* _SET TASK_: Find the lines with the string "I²Rt" and return them.

>> begin LISTED ENTRIES

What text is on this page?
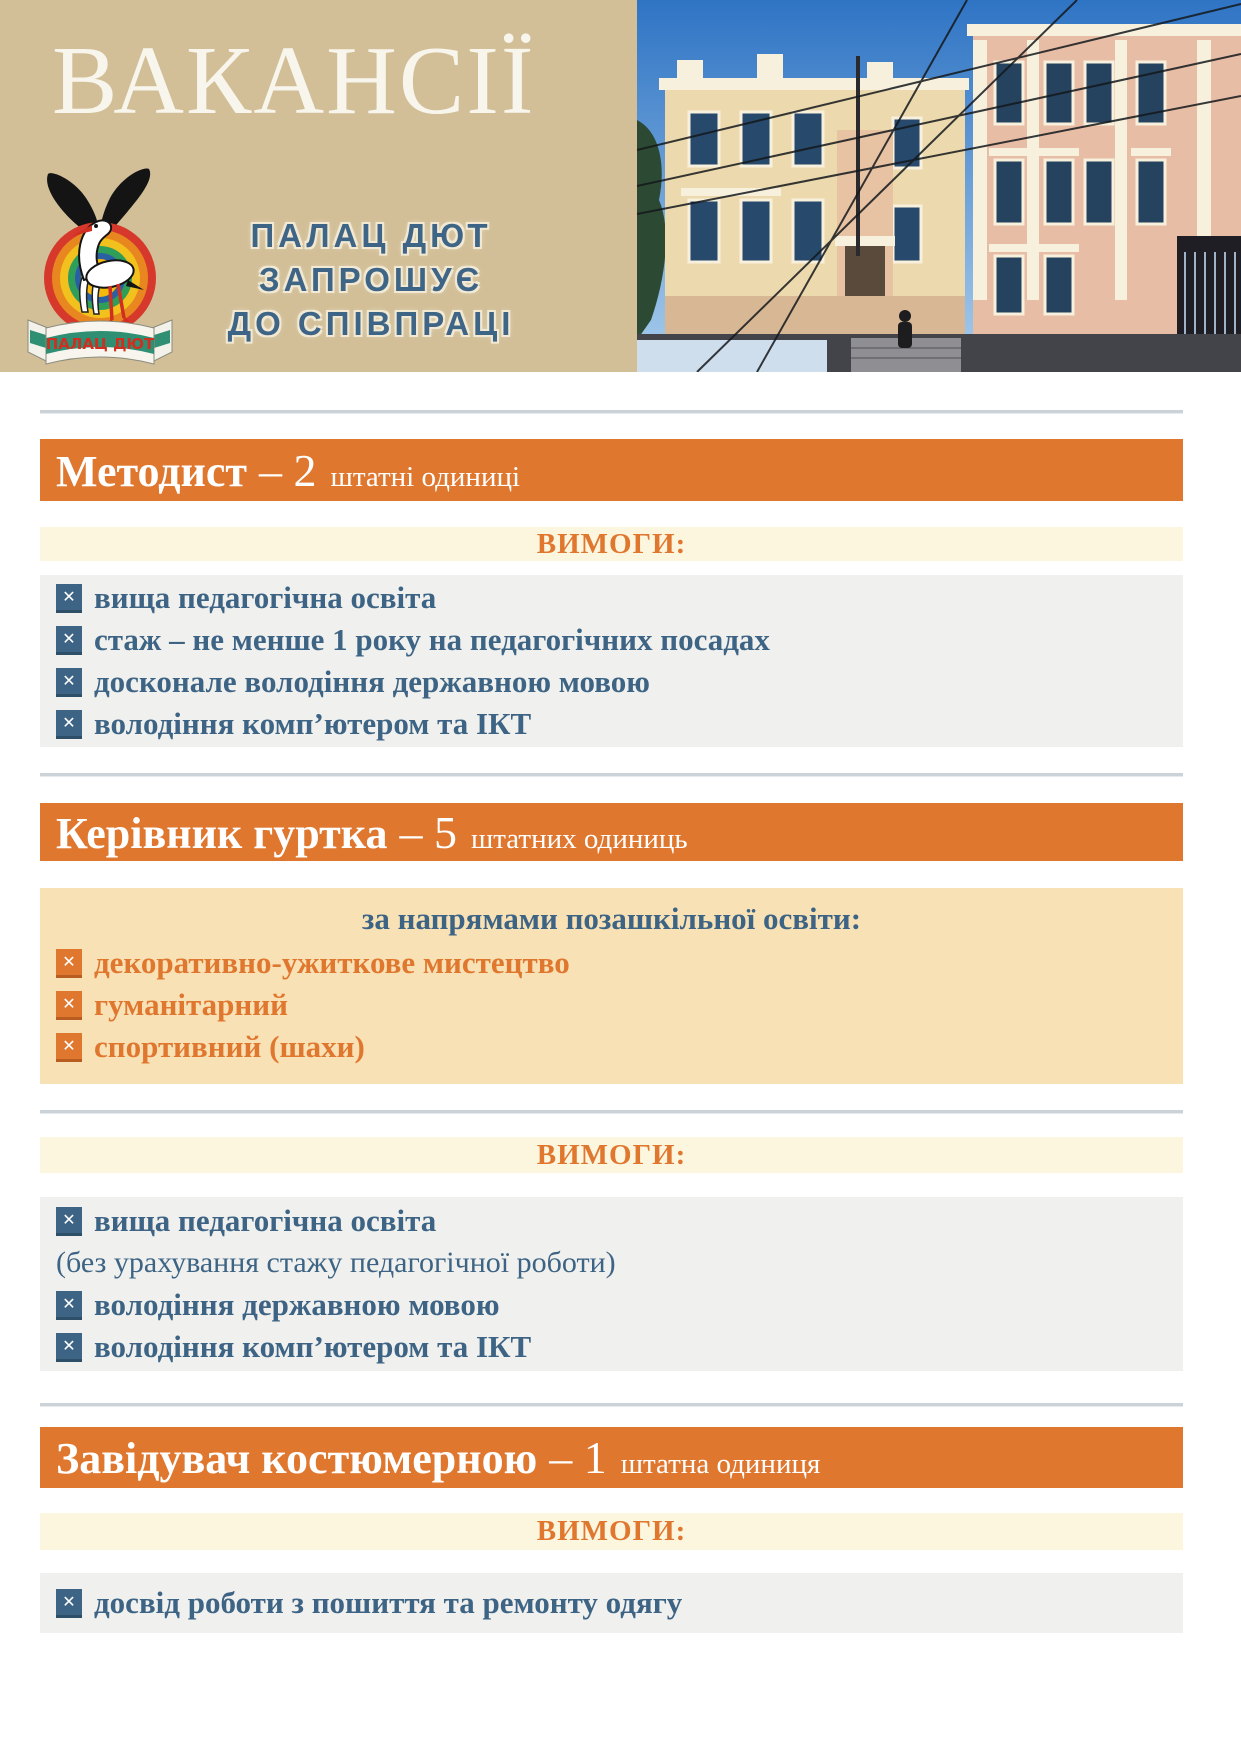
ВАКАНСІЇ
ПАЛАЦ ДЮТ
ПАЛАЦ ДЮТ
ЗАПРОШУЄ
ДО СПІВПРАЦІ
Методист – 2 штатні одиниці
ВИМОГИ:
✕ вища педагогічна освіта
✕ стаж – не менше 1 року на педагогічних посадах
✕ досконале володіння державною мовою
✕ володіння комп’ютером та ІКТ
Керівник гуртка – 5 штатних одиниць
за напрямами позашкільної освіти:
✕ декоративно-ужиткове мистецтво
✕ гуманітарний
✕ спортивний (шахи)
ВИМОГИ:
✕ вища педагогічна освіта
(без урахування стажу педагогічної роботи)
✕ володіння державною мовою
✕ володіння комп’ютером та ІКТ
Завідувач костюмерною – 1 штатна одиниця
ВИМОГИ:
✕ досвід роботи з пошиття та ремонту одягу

>> end LISTED ENTRIES
>> begin LISTED ENTRIES

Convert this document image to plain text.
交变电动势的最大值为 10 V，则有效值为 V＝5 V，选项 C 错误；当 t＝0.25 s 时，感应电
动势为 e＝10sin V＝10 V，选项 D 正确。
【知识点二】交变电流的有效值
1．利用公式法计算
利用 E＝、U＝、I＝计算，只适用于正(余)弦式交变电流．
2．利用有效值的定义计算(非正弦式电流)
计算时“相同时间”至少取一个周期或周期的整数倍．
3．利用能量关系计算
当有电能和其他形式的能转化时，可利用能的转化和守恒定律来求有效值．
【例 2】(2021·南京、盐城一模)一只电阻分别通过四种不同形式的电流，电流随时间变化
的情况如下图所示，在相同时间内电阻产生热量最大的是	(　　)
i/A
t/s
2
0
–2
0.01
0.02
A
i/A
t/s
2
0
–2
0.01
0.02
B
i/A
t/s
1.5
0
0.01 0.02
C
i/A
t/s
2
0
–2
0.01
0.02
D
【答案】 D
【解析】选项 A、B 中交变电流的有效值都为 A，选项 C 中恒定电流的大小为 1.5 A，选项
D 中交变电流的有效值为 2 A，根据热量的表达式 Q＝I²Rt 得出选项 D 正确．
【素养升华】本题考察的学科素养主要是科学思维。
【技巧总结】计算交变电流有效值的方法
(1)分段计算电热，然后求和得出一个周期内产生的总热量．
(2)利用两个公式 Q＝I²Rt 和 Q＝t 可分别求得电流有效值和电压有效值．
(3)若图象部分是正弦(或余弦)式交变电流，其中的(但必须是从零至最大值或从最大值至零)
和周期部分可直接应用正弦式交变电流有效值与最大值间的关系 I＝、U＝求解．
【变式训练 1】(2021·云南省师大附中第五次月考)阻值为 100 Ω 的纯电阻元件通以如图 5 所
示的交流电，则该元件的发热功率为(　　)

>> end LISTED ENTRIES

* _ANSWER IN FULL_:
D 中交变电流的有效值为 2 A，根据热量的表达式 Q＝I²Rt 得出选项 D 正确．
(2)利用两个公式 Q＝I²Rt 和 Q＝t 可分别求得电流有效值和电压有效值．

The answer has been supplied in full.